_THE REQUEST_. Copy out every record below exactly as written, but leave out any pictures.

_STORED RECORDS_.
────────────────────────────────────────

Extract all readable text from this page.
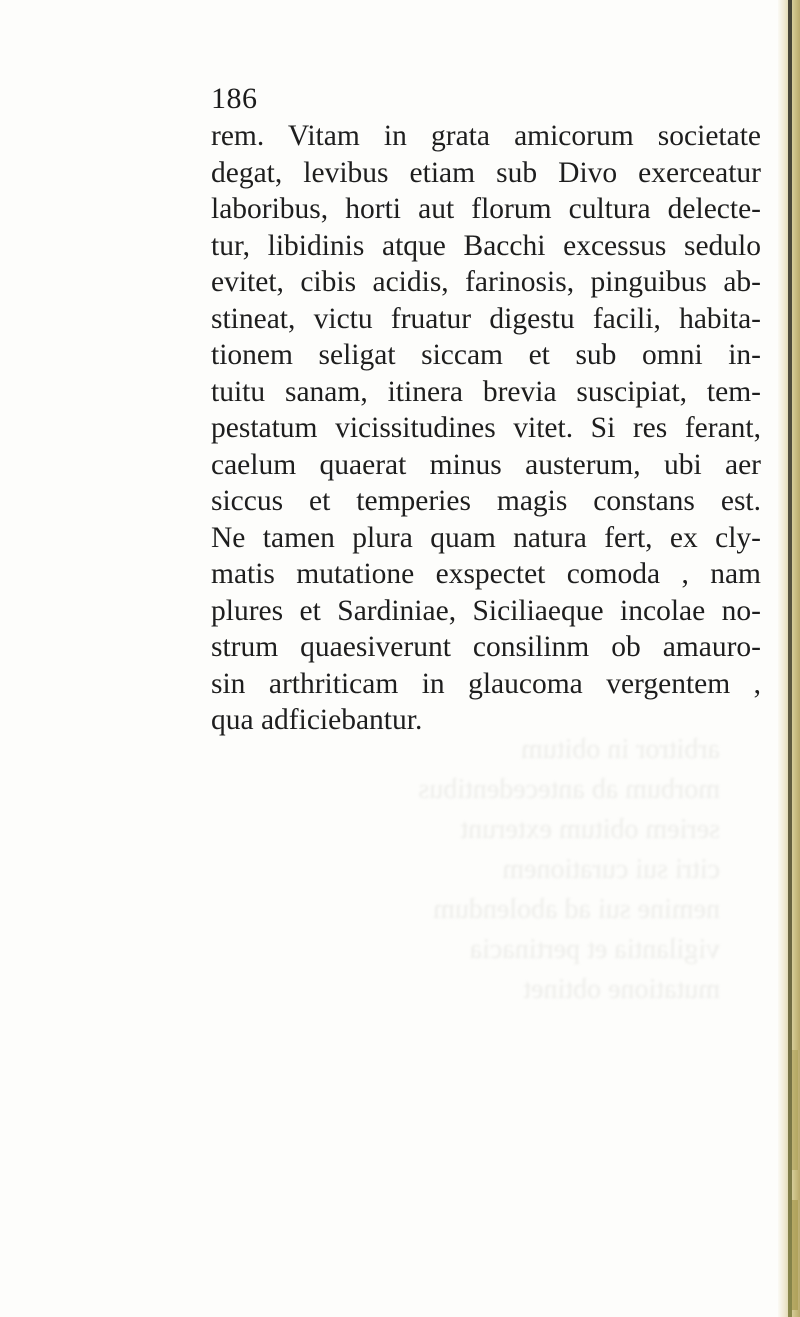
arbitror in obitum
morbum ab antecedentibus
seriem obitum exterunt
citri sui curationem
nemine sui ad abolendum
vigilantia et pertinacia
mutatione obtinet
186
rem. Vitam in grata amicorum societate
degat, levibus etiam sub Divo exerceatur
laboribus, horti aut florum cultura delecte-
tur, libidinis atque Bacchi excessus sedulo
evitet, cibis acidis, farinosis, pinguibus ab-
stineat, victu fruatur digestu facili, habita-
tionem seligat siccam et sub omni in-
tuitu sanam, itinera brevia suscipiat, tem-
pestatum vicissitudines vitet. Si res ferant,
caelum quaerat minus austerum, ubi aer
siccus et temperies magis constans est.
Ne tamen plura quam natura fert, ex cly-
matis mutatione exspectet comoda , nam
plures et Sardiniae, Siciliaeque incolae no-
strum quaesiverunt consilinm ob amauro-
sin arthriticam in glaucoma vergentem ,
qua adficiebantur.
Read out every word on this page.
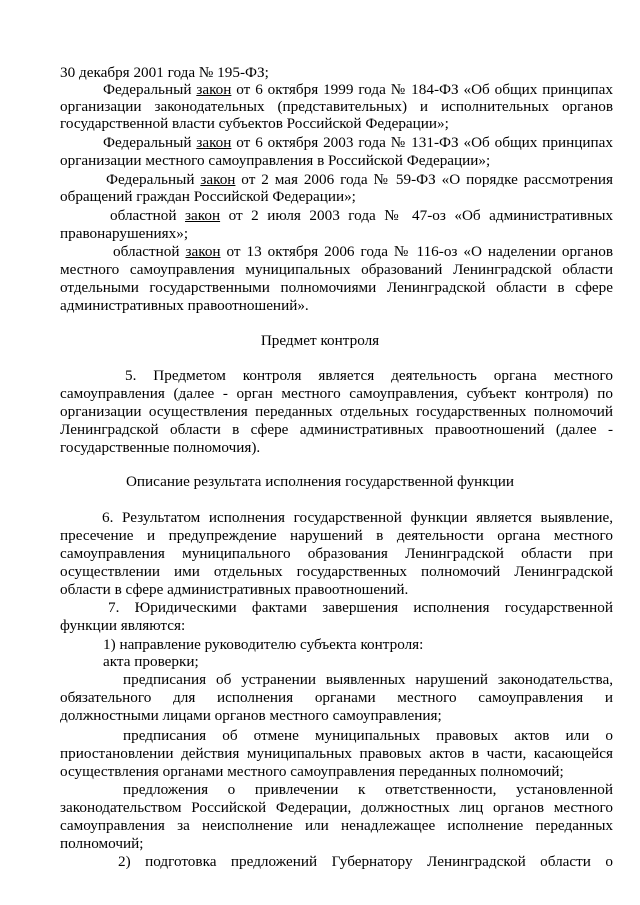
30 декабря 2001 года № 195-ФЗ;
Федеральный закон от 6 октября 1999 года № 184-ФЗ «Об общих принципах
организации законодательных (представительных) и исполнительных органов
государственной власти субъектов Российской Федерации»;
Федеральный закон от 6 октября 2003 года № 131-ФЗ «Об общих принципах
организации местного самоуправления в Российской Федерации»;
Федеральный закон от 2 мая 2006 года № 59-ФЗ «О порядке рассмотрения
обращений граждан Российской Федерации»;
областной закон от 2 июля 2003 года № 47-оз «Об административных
правонарушениях»;
областной закон от 13 октября 2006 года № 116-оз «О наделении органов
местного самоуправления муниципальных образований Ленинградской области
отдельными государственными полномочиями Ленинградской области в сфере
административных правоотношений».
Предмет контроля
5. Предметом контроля является деятельность органа местного
самоуправления (далее - орган местного самоуправления, субъект контроля) по
организации осуществления переданных отдельных государственных полномочий
Ленинградской области в сфере административных правоотношений (далее -
государственные полномочия).
Описание результата исполнения государственной функции
6. Результатом исполнения государственной функции является выявление,
пресечение и предупреждение нарушений в деятельности органа местного
самоуправления муниципального образования Ленинградской области при
осуществлении ими отдельных государственных полномочий Ленинградской
области в сфере административных правоотношений.
7. Юридическими фактами завершения исполнения государственной
функции являются:
1) направление руководителю субъекта контроля:
акта проверки;
предписания об устранении выявленных нарушений законодательства,
обязательного для исполнения органами местного самоуправления и
должностными лицами органов местного самоуправления;
предписания об отмене муниципальных правовых актов или о
приостановлении действия муниципальных правовых актов в части, касающейся
осуществления органами местного самоуправления переданных полномочий;
предложения о привлечении к ответственности, установленной
законодательством Российской Федерации, должностных лиц органов местного
самоуправления за неисполнение или ненадлежащее исполнение переданных
полномочий;
2) подготовка предложений Губернатору Ленинградской области о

────────────────────────────────────────

_RESULT OF THE EXERCISE_.
Extract all readable text from this page.
arbitror in obitum
morbum ab antecedentibus
seriem obitum exterunt
citri sui curationem
nemine sui ad abolendum
vigilantia et pertinacia
mutatione obtinet
186
rem. Vitam in grata amicorum societate
degat, levibus etiam sub Divo exerceatur
laboribus, horti aut florum cultura delecte-
tur, libidinis atque Bacchi excessus sedulo
evitet, cibis acidis, farinosis, pinguibus ab-
stineat, victu fruatur digestu facili, habita-
tionem seligat siccam et sub omni in-
tuitu sanam, itinera brevia suscipiat, tem-
pestatum vicissitudines vitet. Si res ferant,
caelum quaerat minus austerum, ubi aer
siccus et temperies magis constans est.
Ne tamen plura quam natura fert, ex cly-
matis mutatione exspectet comoda , nam
plures et Sardiniae, Siciliaeque incolae no-
strum quaesiverunt consilinm ob amauro-
sin arthriticam in glaucoma vergentem ,
qua adficiebantur.
Read out every word on this page.
30 декабря 2001 года № 195-ФЗ;
Федеральный закон от 6 октября 1999 года № 184-ФЗ «Об общих принципах
организации законодательных (представительных) и исполнительных органов
государственной власти субъектов Российской Федерации»;
Федеральный закон от 6 октября 2003 года № 131-ФЗ «Об общих принципах
организации местного самоуправления в Российской Федерации»;
Федеральный закон от 2 мая 2006 года № 59-ФЗ «О порядке рассмотрения
обращений граждан Российской Федерации»;
областной закон от 2 июля 2003 года № 47-оз «Об административных
правонарушениях»;
областной закон от 13 октября 2006 года № 116-оз «О наделении органов
местного самоуправления муниципальных образований Ленинградской области
отдельными государственными полномочиями Ленинградской области в сфере
административных правоотношений».
Предмет контроля
5. Предметом контроля является деятельность органа местного
самоуправления (далее - орган местного самоуправления, субъект контроля) по
организации осуществления переданных отдельных государственных полномочий
Ленинградской области в сфере административных правоотношений (далее -
государственные полномочия).
Описание результата исполнения государственной функции
6. Результатом исполнения государственной функции является выявление,
пресечение и предупреждение нарушений в деятельности органа местного
самоуправления муниципального образования Ленинградской области при
осуществлении ими отдельных государственных полномочий Ленинградской
области в сфере административных правоотношений.
7. Юридическими фактами завершения исполнения государственной
функции являются:
1) направление руководителю субъекта контроля:
акта проверки;
предписания об устранении выявленных нарушений законодательства,
обязательного для исполнения органами местного самоуправления и
должностными лицами органов местного самоуправления;
предписания об отмене муниципальных правовых актов или о
приостановлении действия муниципальных правовых актов в части, касающейся
осуществления органами местного самоуправления переданных полномочий;
предложения о привлечении к ответственности, установленной
законодательством Российской Федерации, должностных лиц органов местного
самоуправления за неисполнение или ненадлежащее исполнение переданных
полномочий;
2) подготовка предложений Губернатору Ленинградской области о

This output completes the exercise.